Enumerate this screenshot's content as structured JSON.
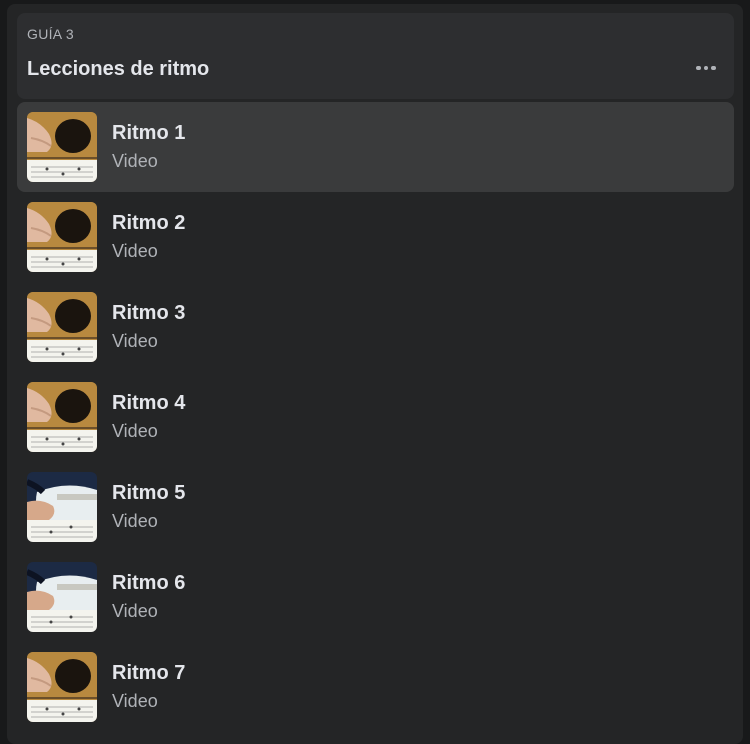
{
  "guide": {
    "label": "GUÍA 3",
    "title": "Lecciones de ritmo",
    "more_icon": "more-horizontal-icon"
  },
  "items": [
    {
      "title": "Ritmo 1",
      "type": "Video",
      "thumb": "acoustic"
    },
    {
      "title": "Ritmo 2",
      "type": "Video",
      "thumb": "acoustic"
    },
    {
      "title": "Ritmo 3",
      "type": "Video",
      "thumb": "acoustic"
    },
    {
      "title": "Ritmo 4",
      "type": "Video",
      "thumb": "acoustic"
    },
    {
      "title": "Ritmo 5",
      "type": "Video",
      "thumb": "electric"
    },
    {
      "title": "Ritmo 6",
      "type": "Video",
      "thumb": "electric"
    },
    {
      "title": "Ritmo 7",
      "type": "Video",
      "thumb": "acoustic"
    }
  ],
  "colors": {
    "background": "#18191a",
    "panel": "#242526",
    "header": "#2d2e30",
    "active_item": "#3a3b3c",
    "primary_text": "#e4e6eb",
    "secondary_text": "#b0b3b8"
  }
}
*-*-*
SET PROBLEM
Pictures in the records must not appear in the copy; transcribe everything else precisely.

THE REPLY
Enumerate this screenshot's content as structured JSON.
{
  "guide": {
    "label": "GUÍA 3",
    "title": "Lecciones de ritmo",
    "more_icon": "more-horizontal-icon"
  },
  "items": [
    {
      "title": "Ritmo 1",
      "type": "Video",
      "thumb": "acoustic"
    },
    {
      "title": "Ritmo 2",
      "type": "Video",
      "thumb": "acoustic"
    },
    {
      "title": "Ritmo 3",
      "type": "Video",
      "thumb": "acoustic"
    },
    {
      "title": "Ritmo 4",
      "type": "Video",
      "thumb": "acoustic"
    },
    {
      "title": "Ritmo 5",
      "type": "Video",
      "thumb": "electric"
    },
    {
      "title": "Ritmo 6",
      "type": "Video",
      "thumb": "electric"
    },
    {
      "title": "Ritmo 7",
      "type": "Video",
      "thumb": "acoustic"
    }
  ],
  "colors": {
    "background": "#18191a",
    "panel": "#242526",
    "header": "#2d2e30",
    "active_item": "#3a3b3c",
    "primary_text": "#e4e6eb",
    "secondary_text": "#b0b3b8"
  }
}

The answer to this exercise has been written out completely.